Report, as a bare number, how many lines of the material below contain the word "data".
>>>
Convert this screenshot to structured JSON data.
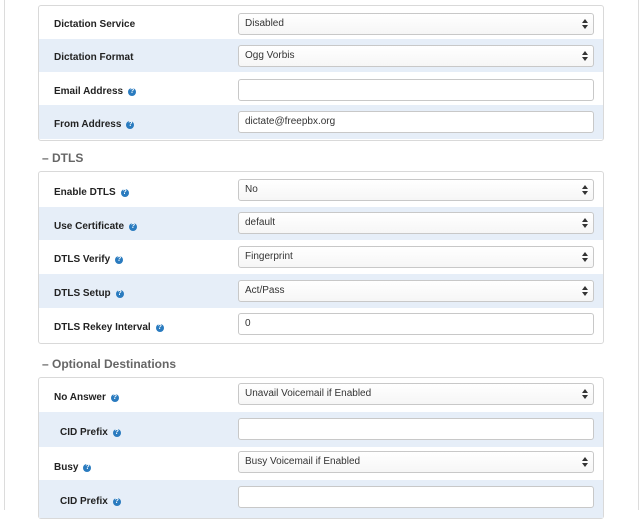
{
  "voicemail": {
    "rows": [
      {
        "label": "Dictation Service",
        "value": "Disabled"
      },
      {
        "label": "Dictation Format",
        "value": "Ogg Vorbis"
      },
      {
        "label": "Email Address",
        "value": ""
      },
      {
        "label": "From Address",
        "value": "dictate@freepbx.org"
      }
    ]
  },
  "dtls": {
    "title": "– DTLS",
    "rows": [
      {
        "label": "Enable DTLS",
        "value": "No"
      },
      {
        "label": "Use Certificate",
        "value": "default"
      },
      {
        "label": "DTLS Verify",
        "value": "Fingerprint"
      },
      {
        "label": "DTLS Setup",
        "value": "Act/Pass"
      },
      {
        "label": "DTLS Rekey Interval",
        "value": "0"
      }
    ]
  },
  "optional_destinations": {
    "title": "– Optional Destinations",
    "rows": [
      {
        "label": "No Answer",
        "value": "Unavail Voicemail if Enabled"
      },
      {
        "label": "CID Prefix",
        "value": ""
      },
      {
        "label": "Busy",
        "value": "Busy Voicemail if Enabled"
      },
      {
        "label": "CID Prefix",
        "value": ""
      }
    ]
  },
  "help_glyph": "?",
  "colors": {
    "row_highlight": "#e6eef8",
    "help_icon": "#2a7bbf"
  }
}
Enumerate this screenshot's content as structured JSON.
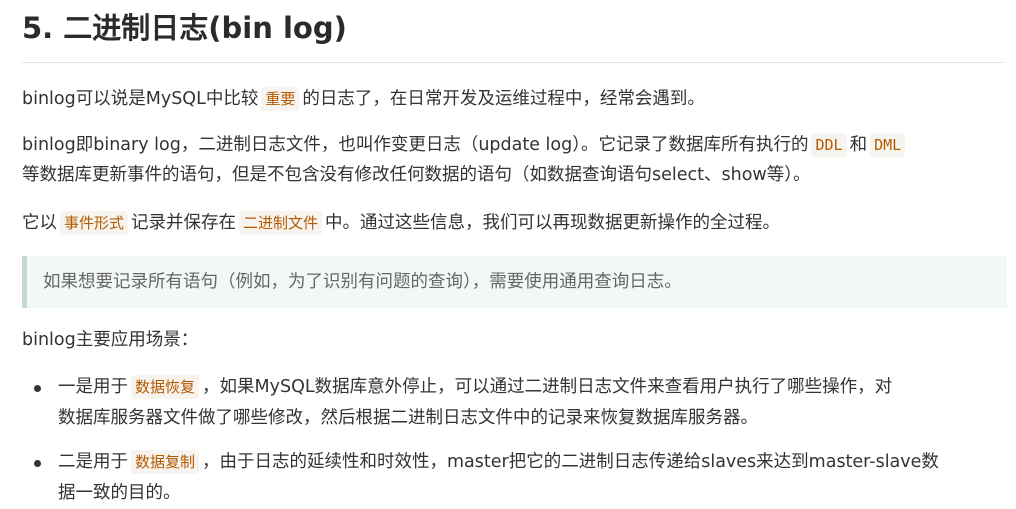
{
  "heading": "5. 二进制日志(bin log)",
  "p1": {
    "a": "binlog可以说是MySQL中比较",
    "code": "重要",
    "b": "的日志了，在日常开发及运维过程中，经常会遇到。"
  },
  "p2": {
    "a": "binlog即binary log，二进制日志文件，也叫作变更日志（update log）。它记录了数据库所有执行的",
    "code1": "DDL",
    "b": "和",
    "code2": "DML",
    "line2": "等数据库更新事件的语句，但是不包含没有修改任何数据的语句（如数据查询语句select、show等）。"
  },
  "p3": {
    "a": "它以",
    "code1": "事件形式",
    "b": "记录并保存在",
    "code2": "二进制文件",
    "c": "中。通过这些信息，我们可以再现数据更新操作的全过程。"
  },
  "quote": "如果想要记录所有语句（例如，为了识别有问题的查询），需要使用通用查询日志。",
  "p4": "binlog主要应用场景：",
  "list": [
    {
      "a": "一是用于",
      "code": "数据恢复",
      "b": "，如果MySQL数据库意外停止，可以通过二进制日志文件来查看用户执行了哪些操作，对",
      "line2": "数据库服务器文件做了哪些修改，然后根据二进制日志文件中的记录来恢复数据库服务器。"
    },
    {
      "a": "二是用于",
      "code": "数据复制",
      "b": "，由于日志的延续性和时效性，master把它的二进制日志传递给slaves来达到master-slave数",
      "line2": "据一致的目的。"
    }
  ]
}
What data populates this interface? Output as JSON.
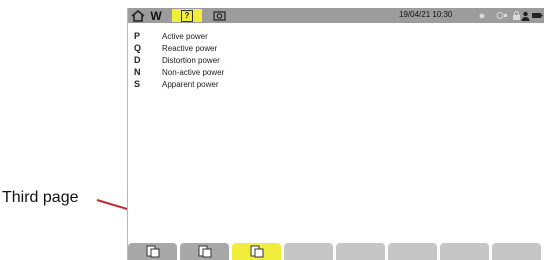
<<<
## Solved problem
2